_BACAAN_.
__________

Oleh : Nandi Anendi
BARAYAPERS - Tiada hari lagi - lagi di lalui dengan kebodohan yang seolah - olah menjadi kepercayaan bagi seorang Mahasiswa di yakinkan dengan dalih memanipulasi keadaan menghadirkan regulasi meyakinkan baru yang secara tidak langsung mampu untuk mengarah tertutupnya kebebasan di dalam diri mahasiswa.
Sangat nikmat di rasakan ketika timbul perasaan yang dilematis pada suatu kejadian proses belajar. Karna perasaan dilematis sudah mampu membuka apa itu arti belajar pada akhirnya bisa mengartikan bahwa dilematis itu bukan permasalahan tapi tantangan yang harus di hadapi dan di selesaikan.
Waktu terus berlalu aktivitas belajar semakin menguatkan prinsip dalam menghadapi realitas, semakin banyak pilihan yang di tawarkan yang seharusnya menjadi penentuan dari diri peribadi pada akhirnya mengalami konflik kalau mereka di hadapkan dengan pilihan antara menjadi diri sendiri atau menjadi seorang peribadi yang terbelah, menolak atau menerima, mengikuti perintah yang sudah di garis bawahi kaum penindas atau mengambil keputusan sendiri, menjadi penonton atau pelaku drama kehidupan berbicara atau bungkam.

__________

_SOAL LATIHAN_.
a – Ubah paragraf bacaan yang diawali "Waktu terus berlalu" menjadi daftar poin singkat yang tetap memuat fakta-fakta utamanya.
b – Teruskan bacaan tentang mahasiswa dan kebebasan dalam belajar, mulai dari akhir paragraf terakhirnya.
Item-item ini tidak diperlukan.

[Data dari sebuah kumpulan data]
__________

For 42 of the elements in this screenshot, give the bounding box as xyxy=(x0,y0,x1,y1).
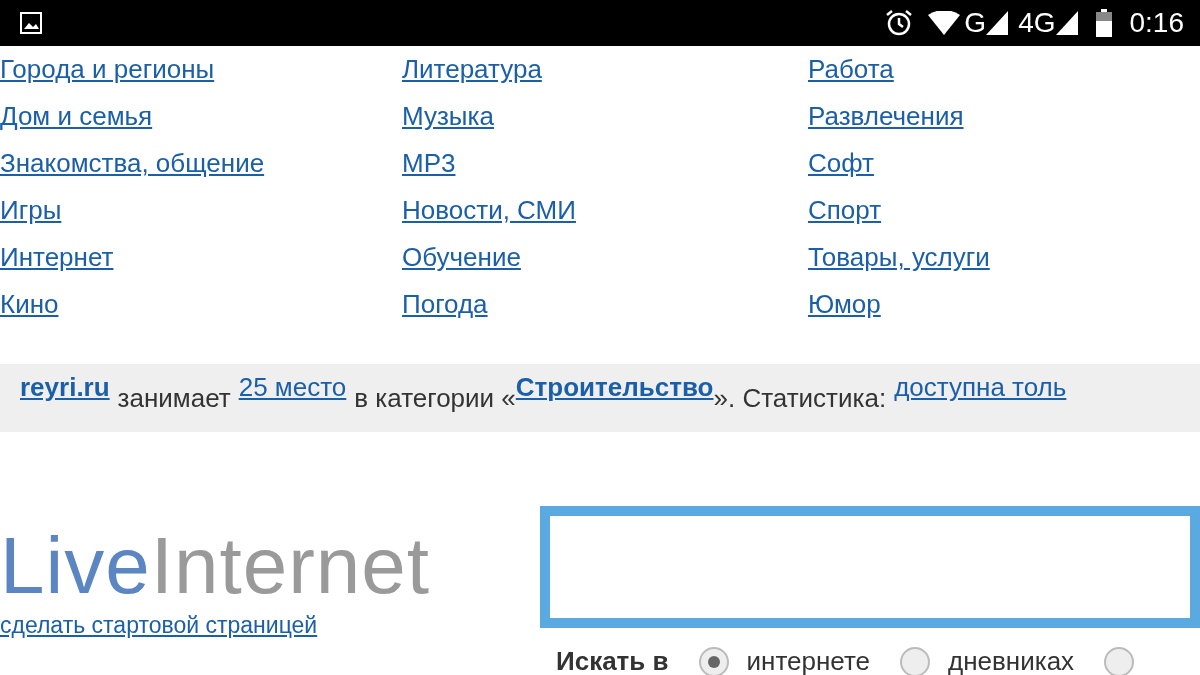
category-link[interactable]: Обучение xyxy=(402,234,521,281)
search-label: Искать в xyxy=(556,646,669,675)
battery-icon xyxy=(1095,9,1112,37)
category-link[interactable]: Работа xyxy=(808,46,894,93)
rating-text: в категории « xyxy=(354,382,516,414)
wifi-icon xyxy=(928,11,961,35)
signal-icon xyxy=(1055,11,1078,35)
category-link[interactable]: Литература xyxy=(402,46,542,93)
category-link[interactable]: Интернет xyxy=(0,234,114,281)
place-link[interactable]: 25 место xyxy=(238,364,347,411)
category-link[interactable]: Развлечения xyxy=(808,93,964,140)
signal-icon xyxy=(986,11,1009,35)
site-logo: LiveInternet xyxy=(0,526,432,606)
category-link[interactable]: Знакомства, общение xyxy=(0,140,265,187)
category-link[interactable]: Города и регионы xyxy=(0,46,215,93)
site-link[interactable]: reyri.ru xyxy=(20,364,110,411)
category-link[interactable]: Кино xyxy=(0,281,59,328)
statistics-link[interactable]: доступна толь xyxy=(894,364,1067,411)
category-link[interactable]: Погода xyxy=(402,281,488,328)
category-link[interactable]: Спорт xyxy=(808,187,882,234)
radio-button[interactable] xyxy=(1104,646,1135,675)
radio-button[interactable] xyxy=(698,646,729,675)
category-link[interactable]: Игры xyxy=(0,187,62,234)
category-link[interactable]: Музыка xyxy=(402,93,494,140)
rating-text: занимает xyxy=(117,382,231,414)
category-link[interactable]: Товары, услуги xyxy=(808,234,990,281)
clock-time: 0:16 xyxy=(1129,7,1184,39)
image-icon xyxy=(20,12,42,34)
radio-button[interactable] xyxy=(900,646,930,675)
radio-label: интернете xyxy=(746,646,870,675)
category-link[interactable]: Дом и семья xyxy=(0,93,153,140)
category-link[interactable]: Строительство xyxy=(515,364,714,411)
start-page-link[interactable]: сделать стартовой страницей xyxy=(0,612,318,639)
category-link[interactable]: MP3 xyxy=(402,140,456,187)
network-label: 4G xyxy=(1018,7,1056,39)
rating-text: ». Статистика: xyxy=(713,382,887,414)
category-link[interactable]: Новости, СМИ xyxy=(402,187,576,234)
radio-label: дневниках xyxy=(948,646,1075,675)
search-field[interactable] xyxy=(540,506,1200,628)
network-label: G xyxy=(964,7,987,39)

__________

_JAWABAN_.
a –
- Seiring waktu, aktivitas belajar makin menguatkan prinsip dalam menghadapi realitas.
- Pilihan yang ditawarkan makin banyak, padahal seharusnya ditentukan oleh diri pribadi.
- Akhirnya muncul konflik ketika dihadapkan pada pilihan:
  - menjadi diri sendiri atau pribadi yang terbelah,
  - menolak atau menerima,
  - mengikuti perintah yang digariskan kaum penindas atau mengambil keputusan sendiri,
  - menjadi penonton atau pelaku drama kehidupan,
  - berbicara atau bungkam.

b –
Sikap murah hati itu sebenarnya muncul dari tertib sosial yang tidak adil. Kemurahan hati semacam itu bukan merupakan pembebasan bagi manusia, karna situ manusia tertindas hanya mampu mengacungkan tangan laksana mengemis.
Pembebasan yang sejati terjadi kalau tangan tangan yang terangkat mengemis itu di ubah menjadi tangan tangan manusiawi yang mampu mengubah dunia, asalkan jangan sampai jadi kaum tertindas di bungkus dengan kemunafikan oleh pendidikan.
Beginilah kata Paulo Freire, Kaum tertindas yang mampu memahami makan penindasan yang mengerikan, karena merekalah yang penanggung dan mendalami beban penindasan. Merekalah yang bisa lebih memahami kehancuran pembebasan.
Perjuangan pembebasan itu akan merupakan suatu tindakan cinta kasih melawan kebencian dan kemurahan hati palsu yang mewarnai kehidupan kaum penindas. Usaha pembesaran oleh kaum tertindas tidak tanpa bahaya.
Pada tahap tahap awal, kaum tertindas melihat pembebasan sebagai penggantian peran orang yang tertindas menjadi orang yang menindas. Itu di sebabkan kaum tertindas menginternalisasikan dalam dirinya gambaran kaum penindas.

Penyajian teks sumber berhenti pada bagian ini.